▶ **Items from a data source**
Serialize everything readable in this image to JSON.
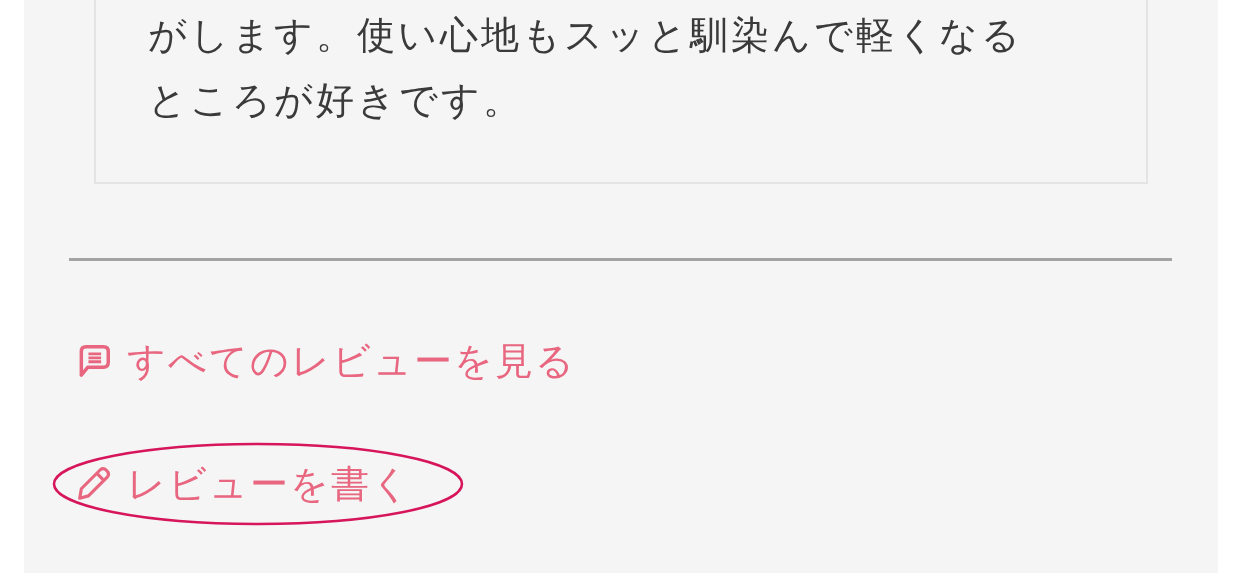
{
  "review_text": "がします。使い心地もスッと馴染んで軽くなるところが好きです。",
  "links": [
    {
      "kind": "comments",
      "label": "すべてのレビューを見る",
      "highlighted": false
    },
    {
      "kind": "write",
      "label": "レビューを書く",
      "highlighted": true
    }
  ]
}
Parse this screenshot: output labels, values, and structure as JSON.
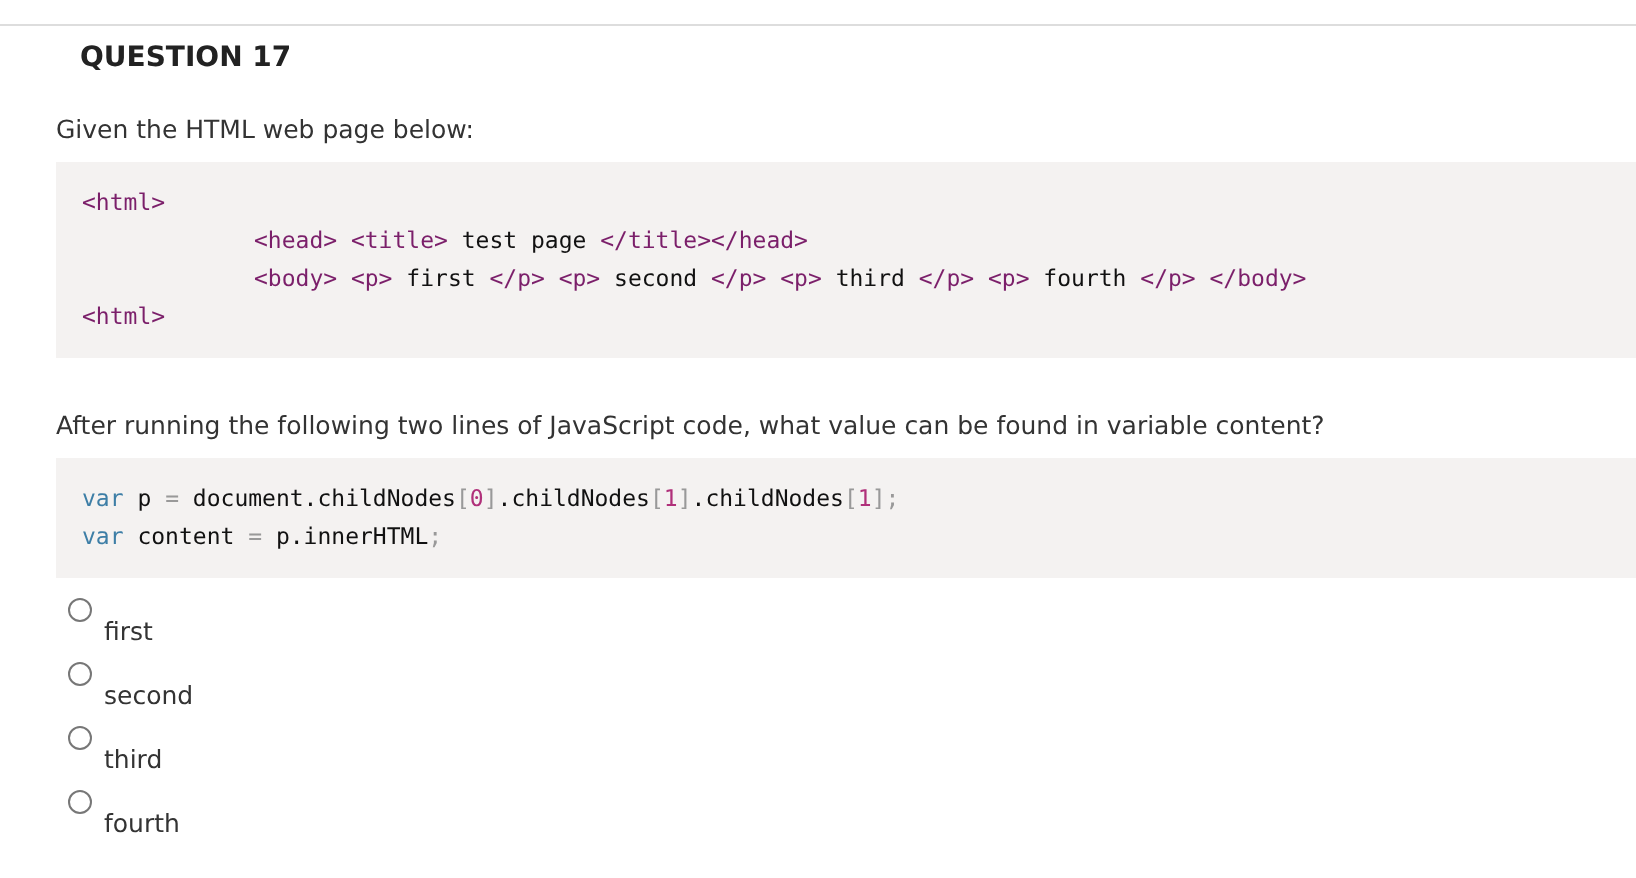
{
  "question": {
    "title": "QUESTION 17"
  },
  "intro": "Given the HTML web page below:",
  "html_code": [
    {
      "indented": false,
      "tokens": [
        {
          "kind": "tag",
          "text": "<html>"
        }
      ]
    },
    {
      "indented": true,
      "tokens": [
        {
          "kind": "tag",
          "text": "<head> <title>"
        },
        {
          "kind": "plain",
          "text": " test page "
        },
        {
          "kind": "tag",
          "text": "</title></head>"
        }
      ]
    },
    {
      "indented": true,
      "tokens": [
        {
          "kind": "tag",
          "text": "<body> <p>"
        },
        {
          "kind": "plain",
          "text": " first "
        },
        {
          "kind": "tag",
          "text": "</p> <p>"
        },
        {
          "kind": "plain",
          "text": " second "
        },
        {
          "kind": "tag",
          "text": "</p> <p>"
        },
        {
          "kind": "plain",
          "text": " third "
        },
        {
          "kind": "tag",
          "text": "</p> <p>"
        },
        {
          "kind": "plain",
          "text": " fourth "
        },
        {
          "kind": "tag",
          "text": "</p> </body>"
        }
      ]
    },
    {
      "indented": false,
      "tokens": [
        {
          "kind": "tag",
          "text": "<html>"
        }
      ]
    }
  ],
  "prompt": "After running the following two lines of JavaScript code, what value can be found in variable content?",
  "js_code": [
    {
      "indented": false,
      "tokens": [
        {
          "kind": "keyword",
          "text": "var"
        },
        {
          "kind": "plain",
          "text": " p "
        },
        {
          "kind": "punct",
          "text": "="
        },
        {
          "kind": "plain",
          "text": " document.childNodes"
        },
        {
          "kind": "punct",
          "text": "["
        },
        {
          "kind": "number",
          "text": "0"
        },
        {
          "kind": "punct",
          "text": "]"
        },
        {
          "kind": "plain",
          "text": ".childNodes"
        },
        {
          "kind": "punct",
          "text": "["
        },
        {
          "kind": "number",
          "text": "1"
        },
        {
          "kind": "punct",
          "text": "]"
        },
        {
          "kind": "plain",
          "text": ".childNodes"
        },
        {
          "kind": "punct",
          "text": "["
        },
        {
          "kind": "number",
          "text": "1"
        },
        {
          "kind": "punct",
          "text": "];"
        }
      ]
    },
    {
      "indented": false,
      "tokens": [
        {
          "kind": "keyword",
          "text": "var"
        },
        {
          "kind": "plain",
          "text": " content "
        },
        {
          "kind": "punct",
          "text": "="
        },
        {
          "kind": "plain",
          "text": " p.innerHTML"
        },
        {
          "kind": "punct",
          "text": ";"
        }
      ]
    }
  ],
  "options": [
    {
      "label": "first",
      "selected": false
    },
    {
      "label": "second",
      "selected": false
    },
    {
      "label": "third",
      "selected": false
    },
    {
      "label": "fourth",
      "selected": false
    }
  ]
}
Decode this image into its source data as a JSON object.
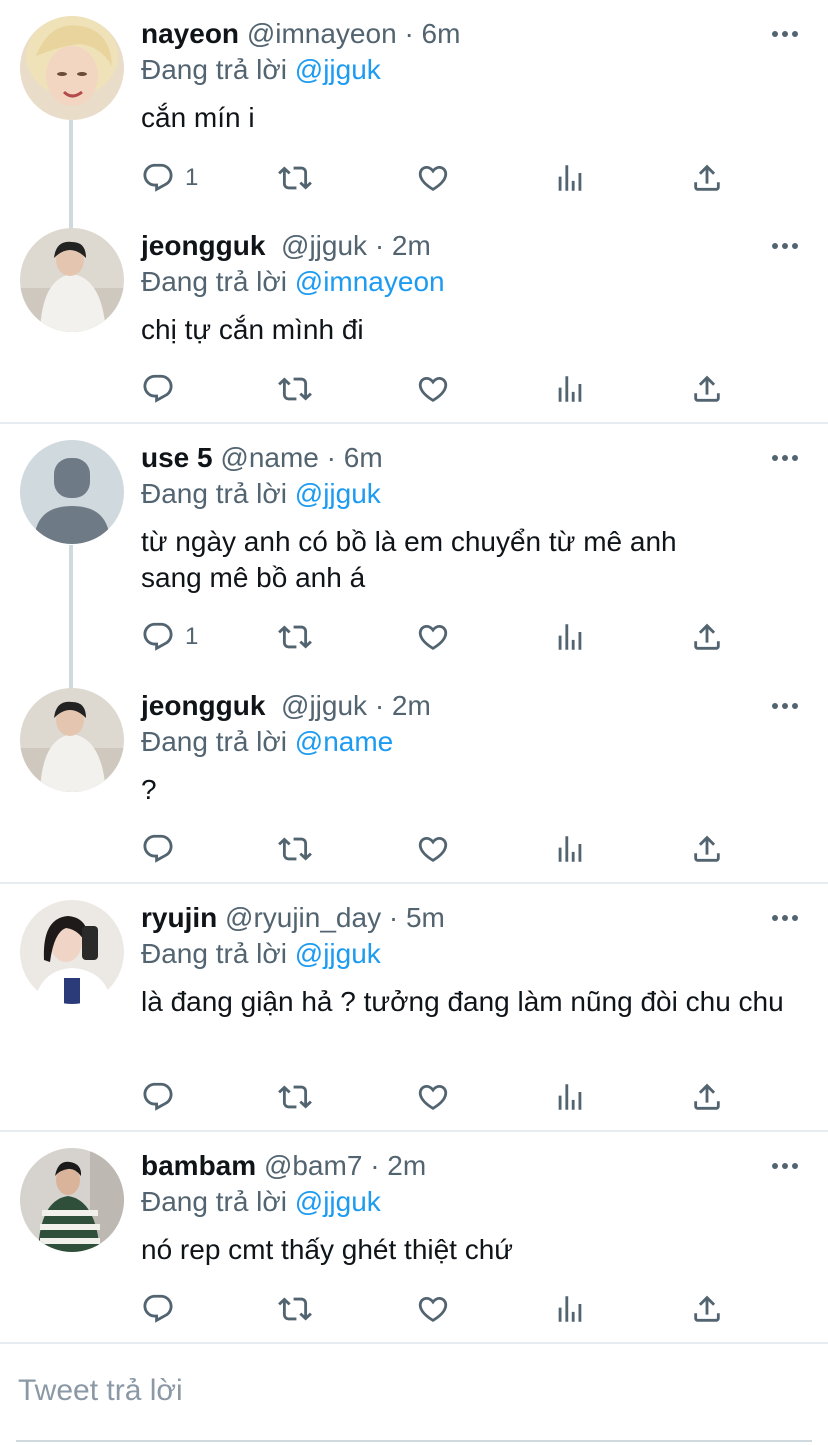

▶ **WORK TO COMPLETE**
The records shown above are to be repeated exactly, with the pictures left out.

▶ **SOLUTION FOR THIS PROBLEM**
Serialize everything readable in this image to JSON.
{
  "review_text": "がします。使い心地もスッと馴染んで軽くなるところが好きです。",
  "links": [
    {
      "kind": "comments",
      "label": "すべてのレビューを見る",
      "highlighted": false
    },
    {
      "kind": "write",
      "label": "レビューを書く",
      "highlighted": true
    }
  ]
}
Parse this screenshot: output labels, values, and structure as JSON.
{
  "question": {
    "title": "QUESTION 17"
  },
  "intro": "Given the HTML web page below:",
  "html_code": [
    {
      "indented": false,
      "tokens": [
        {
          "kind": "tag",
          "text": "<html>"
        }
      ]
    },
    {
      "indented": true,
      "tokens": [
        {
          "kind": "tag",
          "text": "<head> <title>"
        },
        {
          "kind": "plain",
          "text": " test page "
        },
        {
          "kind": "tag",
          "text": "</title></head>"
        }
      ]
    },
    {
      "indented": true,
      "tokens": [
        {
          "kind": "tag",
          "text": "<body> <p>"
        },
        {
          "kind": "plain",
          "text": " first "
        },
        {
          "kind": "tag",
          "text": "</p> <p>"
        },
        {
          "kind": "plain",
          "text": " second "
        },
        {
          "kind": "tag",
          "text": "</p> <p>"
        },
        {
          "kind": "plain",
          "text": " third "
        },
        {
          "kind": "tag",
          "text": "</p> <p>"
        },
        {
          "kind": "plain",
          "text": " fourth "
        },
        {
          "kind": "tag",
          "text": "</p> </body>"
        }
      ]
    },
    {
      "indented": false,
      "tokens": [
        {
          "kind": "tag",
          "text": "<html>"
        }
      ]
    }
  ],
  "prompt": "After running the following two lines of JavaScript code, what value can be found in variable content?",
  "js_code": [
    {
      "indented": false,
      "tokens": [
        {
          "kind": "keyword",
          "text": "var"
        },
        {
          "kind": "plain",
          "text": " p "
        },
        {
          "kind": "punct",
          "text": "="
        },
        {
          "kind": "plain",
          "text": " document.childNodes"
        },
        {
          "kind": "punct",
          "text": "["
        },
        {
          "kind": "number",
          "text": "0"
        },
        {
          "kind": "punct",
          "text": "]"
        },
        {
          "kind": "plain",
          "text": ".childNodes"
        },
        {
          "kind": "punct",
          "text": "["
        },
        {
          "kind": "number",
          "text": "1"
        },
        {
          "kind": "punct",
          "text": "]"
        },
        {
          "kind": "plain",
          "text": ".childNodes"
        },
        {
          "kind": "punct",
          "text": "["
        },
        {
          "kind": "number",
          "text": "1"
        },
        {
          "kind": "punct",
          "text": "];"
        }
      ]
    },
    {
      "indented": false,
      "tokens": [
        {
          "kind": "keyword",
          "text": "var"
        },
        {
          "kind": "plain",
          "text": " content "
        },
        {
          "kind": "punct",
          "text": "="
        },
        {
          "kind": "plain",
          "text": " p.innerHTML"
        },
        {
          "kind": "punct",
          "text": ";"
        }
      ]
    }
  ],
  "options": [
    {
      "label": "first",
      "selected": false
    },
    {
      "label": "second",
      "selected": false
    },
    {
      "label": "third",
      "selected": false
    },
    {
      "label": "fourth",
      "selected": false
    }
  ]
}
Decode this image into its source data as a JSON object.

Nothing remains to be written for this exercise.